- [WORK TO BE COMPLETED]:
Repeat the material below word for word and leave out all pictures.
RECORD EXTRACTS start
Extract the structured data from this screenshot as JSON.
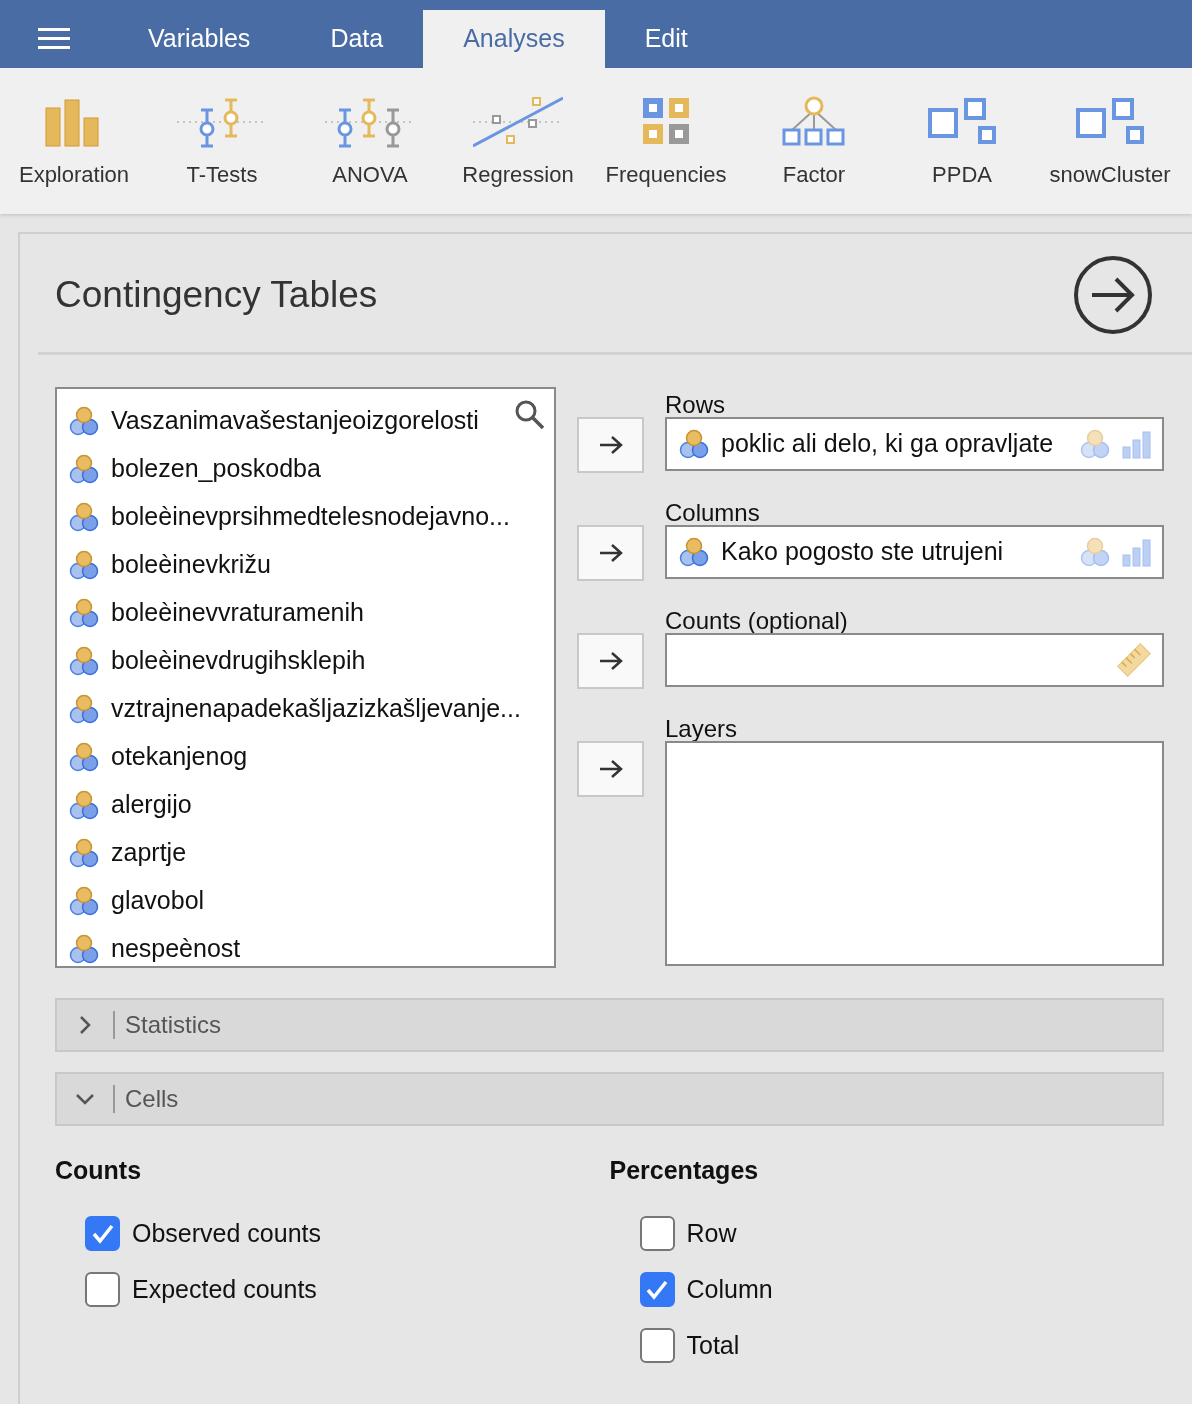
{
  "menu_tabs": [
    {
      "label": "Variables",
      "selected": false
    },
    {
      "label": "Data",
      "selected": false
    },
    {
      "label": "Analyses",
      "selected": true
    },
    {
      "label": "Edit",
      "selected": false
    }
  ],
  "analyses": [
    "Exploration",
    "T-Tests",
    "ANOVA",
    "Regression",
    "Frequencies",
    "Factor",
    "PPDA",
    "snowCluster"
  ],
  "panel": {
    "title": "Contingency Tables"
  },
  "variables": [
    "Vaszanimavašestanjeoizgorelosti",
    "bolezen_poskodba",
    "boleèinevprsihmedtelesnodejavno...",
    "boleèinevkrižu",
    "boleèinevvraturamenih",
    "boleèinevdrugihsklepih",
    "vztrajnenapadekašljazizkašljevanje...",
    "otekanjenog",
    "alergijo",
    "zaprtje",
    "glavobol",
    "nespeènost"
  ],
  "targets": [
    {
      "label": "Rows",
      "kind": "factor",
      "items": [
        "poklic ali delo, ki ga opravljate"
      ]
    },
    {
      "label": "Columns",
      "kind": "factor",
      "items": [
        "Kako pogosto ste utrujeni"
      ]
    },
    {
      "label": "Counts (optional)",
      "kind": "count"
    },
    {
      "label": "Layers",
      "kind": "layers"
    }
  ],
  "sections": [
    {
      "label": "Statistics",
      "expanded": false
    },
    {
      "label": "Cells",
      "expanded": true
    }
  ],
  "cells": [
    {
      "heading": "Counts",
      "options": [
        {
          "label": "Observed counts",
          "checked": true
        },
        {
          "label": "Expected counts",
          "checked": false
        }
      ]
    },
    {
      "heading": "Percentages",
      "options": [
        {
          "label": "Row",
          "checked": false
        },
        {
          "label": "Column",
          "checked": true
        },
        {
          "label": "Total",
          "checked": false
        }
      ]
    }
  ]
}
RECORD EXTRACTS end
- [RESPONSE TO THIS TASK]:
Extract the structured data from this screenshot as JSON.
{
  "menu_tabs": [
    {
      "label": "Variables",
      "selected": false
    },
    {
      "label": "Data",
      "selected": false
    },
    {
      "label": "Analyses",
      "selected": true
    },
    {
      "label": "Edit",
      "selected": false
    }
  ],
  "analyses": [
    "Exploration",
    "T-Tests",
    "ANOVA",
    "Regression",
    "Frequencies",
    "Factor",
    "PPDA",
    "snowCluster"
  ],
  "panel": {
    "title": "Contingency Tables"
  },
  "variables": [
    "Vaszanimavašestanjeoizgorelosti",
    "bolezen_poskodba",
    "boleèinevprsihmedtelesnodejavno...",
    "boleèinevkrižu",
    "boleèinevvraturamenih",
    "boleèinevdrugihsklepih",
    "vztrajnenapadekašljazizkašljevanje...",
    "otekanjenog",
    "alergijo",
    "zaprtje",
    "glavobol",
    "nespeènost"
  ],
  "targets": [
    {
      "label": "Rows",
      "kind": "factor",
      "items": [
        "poklic ali delo, ki ga opravljate"
      ]
    },
    {
      "label": "Columns",
      "kind": "factor",
      "items": [
        "Kako pogosto ste utrujeni"
      ]
    },
    {
      "label": "Counts (optional)",
      "kind": "count"
    },
    {
      "label": "Layers",
      "kind": "layers"
    }
  ],
  "sections": [
    {
      "label": "Statistics",
      "expanded": false
    },
    {
      "label": "Cells",
      "expanded": true
    }
  ],
  "cells": [
    {
      "heading": "Counts",
      "options": [
        {
          "label": "Observed counts",
          "checked": true
        },
        {
          "label": "Expected counts",
          "checked": false
        }
      ]
    },
    {
      "heading": "Percentages",
      "options": [
        {
          "label": "Row",
          "checked": false
        },
        {
          "label": "Column",
          "checked": true
        },
        {
          "label": "Total",
          "checked": false
        }
      ]
    }
  ]
}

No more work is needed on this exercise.